• _Problem description_
For each line in the material below that holds "microglial", copy that line.

• _Exercise input_

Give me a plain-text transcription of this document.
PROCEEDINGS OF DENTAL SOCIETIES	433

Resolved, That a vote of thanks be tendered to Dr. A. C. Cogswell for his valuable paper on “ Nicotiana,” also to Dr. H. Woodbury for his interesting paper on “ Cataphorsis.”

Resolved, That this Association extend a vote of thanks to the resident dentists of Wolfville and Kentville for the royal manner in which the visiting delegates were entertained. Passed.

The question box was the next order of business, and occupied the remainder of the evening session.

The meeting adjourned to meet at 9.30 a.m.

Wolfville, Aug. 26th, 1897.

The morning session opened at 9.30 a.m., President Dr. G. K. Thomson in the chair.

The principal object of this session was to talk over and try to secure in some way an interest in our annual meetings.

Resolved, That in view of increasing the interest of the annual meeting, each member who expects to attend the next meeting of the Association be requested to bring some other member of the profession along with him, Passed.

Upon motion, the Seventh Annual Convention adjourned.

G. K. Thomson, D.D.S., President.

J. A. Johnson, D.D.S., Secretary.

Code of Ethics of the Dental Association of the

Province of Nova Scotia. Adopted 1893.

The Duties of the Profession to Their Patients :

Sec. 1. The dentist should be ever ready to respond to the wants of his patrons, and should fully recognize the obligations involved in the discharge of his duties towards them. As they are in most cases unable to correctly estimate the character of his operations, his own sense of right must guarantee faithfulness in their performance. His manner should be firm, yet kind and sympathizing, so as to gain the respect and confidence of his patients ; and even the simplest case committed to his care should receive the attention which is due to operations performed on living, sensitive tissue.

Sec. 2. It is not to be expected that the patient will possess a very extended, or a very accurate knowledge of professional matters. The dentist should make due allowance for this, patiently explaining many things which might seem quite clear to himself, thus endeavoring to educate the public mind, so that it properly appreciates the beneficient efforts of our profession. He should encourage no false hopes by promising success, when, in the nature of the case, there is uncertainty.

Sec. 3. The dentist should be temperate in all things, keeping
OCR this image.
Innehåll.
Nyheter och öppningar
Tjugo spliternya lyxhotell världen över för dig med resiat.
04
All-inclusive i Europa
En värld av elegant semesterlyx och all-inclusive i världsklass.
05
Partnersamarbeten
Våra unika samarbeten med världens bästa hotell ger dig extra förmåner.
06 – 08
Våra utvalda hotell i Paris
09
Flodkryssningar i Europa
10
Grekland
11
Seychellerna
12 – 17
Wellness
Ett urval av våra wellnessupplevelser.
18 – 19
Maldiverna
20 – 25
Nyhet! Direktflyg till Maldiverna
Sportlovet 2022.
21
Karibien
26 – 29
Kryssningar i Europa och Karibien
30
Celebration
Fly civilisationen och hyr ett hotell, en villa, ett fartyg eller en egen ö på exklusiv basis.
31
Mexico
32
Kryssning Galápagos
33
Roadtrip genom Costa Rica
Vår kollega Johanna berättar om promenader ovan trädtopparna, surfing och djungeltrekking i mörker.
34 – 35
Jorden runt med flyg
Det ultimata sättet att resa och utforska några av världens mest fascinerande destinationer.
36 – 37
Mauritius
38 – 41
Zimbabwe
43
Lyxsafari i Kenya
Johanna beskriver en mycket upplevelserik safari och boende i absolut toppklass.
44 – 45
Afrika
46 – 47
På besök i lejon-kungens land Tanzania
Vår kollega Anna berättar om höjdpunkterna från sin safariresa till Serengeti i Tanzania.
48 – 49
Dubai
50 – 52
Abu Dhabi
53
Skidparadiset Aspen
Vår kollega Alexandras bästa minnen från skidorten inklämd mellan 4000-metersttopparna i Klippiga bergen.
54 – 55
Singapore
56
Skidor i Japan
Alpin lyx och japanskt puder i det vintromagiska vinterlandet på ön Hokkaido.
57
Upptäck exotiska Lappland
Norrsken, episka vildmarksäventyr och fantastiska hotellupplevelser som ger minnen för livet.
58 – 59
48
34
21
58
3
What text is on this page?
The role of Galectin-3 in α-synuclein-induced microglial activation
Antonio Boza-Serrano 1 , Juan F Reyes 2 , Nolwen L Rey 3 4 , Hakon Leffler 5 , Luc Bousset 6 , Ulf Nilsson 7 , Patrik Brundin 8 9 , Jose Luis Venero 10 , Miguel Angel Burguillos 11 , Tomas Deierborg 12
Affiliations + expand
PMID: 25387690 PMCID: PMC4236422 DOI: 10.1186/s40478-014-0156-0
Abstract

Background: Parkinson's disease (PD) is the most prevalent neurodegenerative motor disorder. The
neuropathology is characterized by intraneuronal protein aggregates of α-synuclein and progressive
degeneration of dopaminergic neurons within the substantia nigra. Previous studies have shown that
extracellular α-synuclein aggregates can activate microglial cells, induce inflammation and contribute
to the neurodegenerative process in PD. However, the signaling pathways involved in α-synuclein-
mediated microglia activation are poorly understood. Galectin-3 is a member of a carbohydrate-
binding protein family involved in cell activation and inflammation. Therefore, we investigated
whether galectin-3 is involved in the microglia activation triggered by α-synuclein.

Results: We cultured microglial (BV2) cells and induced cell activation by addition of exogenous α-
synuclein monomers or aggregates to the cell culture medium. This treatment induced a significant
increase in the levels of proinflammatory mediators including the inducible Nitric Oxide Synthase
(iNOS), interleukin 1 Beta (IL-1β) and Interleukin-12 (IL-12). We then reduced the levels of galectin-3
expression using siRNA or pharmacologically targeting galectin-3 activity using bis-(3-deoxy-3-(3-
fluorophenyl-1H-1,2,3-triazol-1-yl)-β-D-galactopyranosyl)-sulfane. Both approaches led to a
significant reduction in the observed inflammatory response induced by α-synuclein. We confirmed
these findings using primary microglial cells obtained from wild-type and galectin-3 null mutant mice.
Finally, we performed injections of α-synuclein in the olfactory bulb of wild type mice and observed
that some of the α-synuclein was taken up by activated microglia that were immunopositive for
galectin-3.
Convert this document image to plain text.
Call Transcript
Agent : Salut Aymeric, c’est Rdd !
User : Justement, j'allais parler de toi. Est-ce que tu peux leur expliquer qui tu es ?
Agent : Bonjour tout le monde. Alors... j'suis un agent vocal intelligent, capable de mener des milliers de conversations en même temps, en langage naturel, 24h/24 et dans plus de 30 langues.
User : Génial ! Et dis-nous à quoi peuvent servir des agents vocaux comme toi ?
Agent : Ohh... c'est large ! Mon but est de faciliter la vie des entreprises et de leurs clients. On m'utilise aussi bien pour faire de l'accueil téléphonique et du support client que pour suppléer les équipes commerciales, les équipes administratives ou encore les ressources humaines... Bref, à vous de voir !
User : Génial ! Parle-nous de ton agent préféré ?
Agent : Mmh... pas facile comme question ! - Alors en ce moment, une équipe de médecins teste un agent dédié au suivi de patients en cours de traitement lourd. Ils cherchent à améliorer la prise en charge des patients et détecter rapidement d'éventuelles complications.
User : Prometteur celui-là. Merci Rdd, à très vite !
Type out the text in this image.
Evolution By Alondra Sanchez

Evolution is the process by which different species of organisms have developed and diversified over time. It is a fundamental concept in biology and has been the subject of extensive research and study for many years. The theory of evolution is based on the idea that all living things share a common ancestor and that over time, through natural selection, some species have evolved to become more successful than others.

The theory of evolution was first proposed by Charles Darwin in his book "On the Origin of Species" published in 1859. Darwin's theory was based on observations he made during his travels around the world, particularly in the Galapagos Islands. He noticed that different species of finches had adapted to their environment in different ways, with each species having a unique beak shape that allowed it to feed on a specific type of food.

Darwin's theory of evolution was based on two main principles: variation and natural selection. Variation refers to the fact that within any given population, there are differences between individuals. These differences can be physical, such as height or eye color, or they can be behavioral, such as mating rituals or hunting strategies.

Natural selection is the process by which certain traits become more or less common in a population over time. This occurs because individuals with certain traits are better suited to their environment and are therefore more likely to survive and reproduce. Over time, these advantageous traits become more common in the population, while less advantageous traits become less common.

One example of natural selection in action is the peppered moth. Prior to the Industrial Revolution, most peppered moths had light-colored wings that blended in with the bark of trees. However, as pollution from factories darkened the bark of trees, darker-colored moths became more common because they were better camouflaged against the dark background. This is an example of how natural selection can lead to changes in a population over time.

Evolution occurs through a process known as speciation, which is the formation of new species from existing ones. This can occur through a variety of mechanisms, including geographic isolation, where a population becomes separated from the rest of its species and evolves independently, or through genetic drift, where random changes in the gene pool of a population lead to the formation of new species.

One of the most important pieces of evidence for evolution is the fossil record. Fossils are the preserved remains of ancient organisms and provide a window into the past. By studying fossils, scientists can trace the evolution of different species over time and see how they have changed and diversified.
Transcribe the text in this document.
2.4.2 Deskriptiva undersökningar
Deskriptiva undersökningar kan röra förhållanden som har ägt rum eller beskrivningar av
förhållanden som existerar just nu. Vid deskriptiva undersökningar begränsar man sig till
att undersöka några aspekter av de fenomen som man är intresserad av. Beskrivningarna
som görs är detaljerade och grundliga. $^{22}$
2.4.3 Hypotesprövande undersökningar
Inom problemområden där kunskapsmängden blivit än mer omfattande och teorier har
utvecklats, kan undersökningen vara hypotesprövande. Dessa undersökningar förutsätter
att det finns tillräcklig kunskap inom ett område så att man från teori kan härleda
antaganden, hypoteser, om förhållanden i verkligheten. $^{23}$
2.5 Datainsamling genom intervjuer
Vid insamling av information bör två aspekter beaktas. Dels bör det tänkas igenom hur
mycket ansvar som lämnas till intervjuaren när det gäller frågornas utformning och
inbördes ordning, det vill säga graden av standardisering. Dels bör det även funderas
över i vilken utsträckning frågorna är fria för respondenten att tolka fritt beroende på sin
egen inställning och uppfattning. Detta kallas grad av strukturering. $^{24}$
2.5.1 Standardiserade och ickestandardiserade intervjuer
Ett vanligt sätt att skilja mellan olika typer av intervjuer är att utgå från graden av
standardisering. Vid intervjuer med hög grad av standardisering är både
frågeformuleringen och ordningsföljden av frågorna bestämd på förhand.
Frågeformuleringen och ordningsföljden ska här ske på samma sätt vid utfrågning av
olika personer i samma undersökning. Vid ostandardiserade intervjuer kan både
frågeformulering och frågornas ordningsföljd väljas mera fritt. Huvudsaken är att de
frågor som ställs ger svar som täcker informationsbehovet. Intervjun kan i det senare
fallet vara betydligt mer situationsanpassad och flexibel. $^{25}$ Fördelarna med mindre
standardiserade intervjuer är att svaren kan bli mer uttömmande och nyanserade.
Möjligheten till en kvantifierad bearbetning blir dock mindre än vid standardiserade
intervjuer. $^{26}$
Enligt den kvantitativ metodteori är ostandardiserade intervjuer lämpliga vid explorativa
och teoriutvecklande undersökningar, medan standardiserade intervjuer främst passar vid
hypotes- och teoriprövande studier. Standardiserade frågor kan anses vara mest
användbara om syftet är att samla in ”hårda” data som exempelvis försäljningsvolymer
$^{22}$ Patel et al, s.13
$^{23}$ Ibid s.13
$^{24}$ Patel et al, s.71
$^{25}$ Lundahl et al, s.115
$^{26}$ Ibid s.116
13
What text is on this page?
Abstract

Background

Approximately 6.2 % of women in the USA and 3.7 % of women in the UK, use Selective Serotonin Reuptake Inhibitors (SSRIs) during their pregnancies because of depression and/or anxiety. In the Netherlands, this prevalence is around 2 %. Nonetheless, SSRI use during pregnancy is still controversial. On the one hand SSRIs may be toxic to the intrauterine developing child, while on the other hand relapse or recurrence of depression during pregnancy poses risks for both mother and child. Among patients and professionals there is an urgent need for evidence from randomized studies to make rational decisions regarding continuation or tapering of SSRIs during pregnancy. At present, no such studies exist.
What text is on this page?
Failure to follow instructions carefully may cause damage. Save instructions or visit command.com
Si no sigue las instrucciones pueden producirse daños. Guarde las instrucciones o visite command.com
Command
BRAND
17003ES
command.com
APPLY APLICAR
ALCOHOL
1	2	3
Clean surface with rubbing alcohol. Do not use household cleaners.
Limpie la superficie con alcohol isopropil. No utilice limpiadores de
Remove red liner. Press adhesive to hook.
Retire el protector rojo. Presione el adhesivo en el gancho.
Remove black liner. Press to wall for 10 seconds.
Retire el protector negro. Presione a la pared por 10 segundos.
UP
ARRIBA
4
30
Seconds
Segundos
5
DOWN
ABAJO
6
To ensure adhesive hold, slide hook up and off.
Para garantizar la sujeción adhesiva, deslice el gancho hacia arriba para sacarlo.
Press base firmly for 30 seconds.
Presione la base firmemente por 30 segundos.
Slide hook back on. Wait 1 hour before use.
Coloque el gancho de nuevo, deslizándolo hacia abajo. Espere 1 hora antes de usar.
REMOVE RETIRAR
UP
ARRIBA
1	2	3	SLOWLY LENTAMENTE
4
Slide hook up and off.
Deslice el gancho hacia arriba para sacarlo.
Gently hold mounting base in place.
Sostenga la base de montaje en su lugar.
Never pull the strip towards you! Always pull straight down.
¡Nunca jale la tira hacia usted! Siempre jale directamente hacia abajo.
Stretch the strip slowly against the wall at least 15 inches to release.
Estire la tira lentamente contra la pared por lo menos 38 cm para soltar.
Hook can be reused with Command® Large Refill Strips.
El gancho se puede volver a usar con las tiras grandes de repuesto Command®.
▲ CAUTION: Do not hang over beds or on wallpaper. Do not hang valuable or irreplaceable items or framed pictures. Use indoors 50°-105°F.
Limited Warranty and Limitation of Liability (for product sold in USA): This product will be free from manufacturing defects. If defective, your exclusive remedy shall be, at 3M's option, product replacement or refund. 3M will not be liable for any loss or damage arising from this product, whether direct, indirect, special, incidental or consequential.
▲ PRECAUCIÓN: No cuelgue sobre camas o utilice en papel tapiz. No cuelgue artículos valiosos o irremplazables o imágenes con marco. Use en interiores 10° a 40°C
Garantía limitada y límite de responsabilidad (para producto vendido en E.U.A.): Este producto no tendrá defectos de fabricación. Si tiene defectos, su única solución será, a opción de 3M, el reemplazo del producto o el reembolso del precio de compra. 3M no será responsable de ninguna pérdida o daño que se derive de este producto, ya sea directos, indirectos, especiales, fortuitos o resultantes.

• _Solution for this task_
The role of Galectin-3 in α-synuclein-induced microglial activation
extracellular α-synuclein aggregates can activate microglial cells, induce inflammation and contribute
Results: We cultured microglial (BV2) cells and induced cell activation by addition of exogenous α-
these findings using primary microglial cells obtained from wild-type and galectin-3 null mutant mice.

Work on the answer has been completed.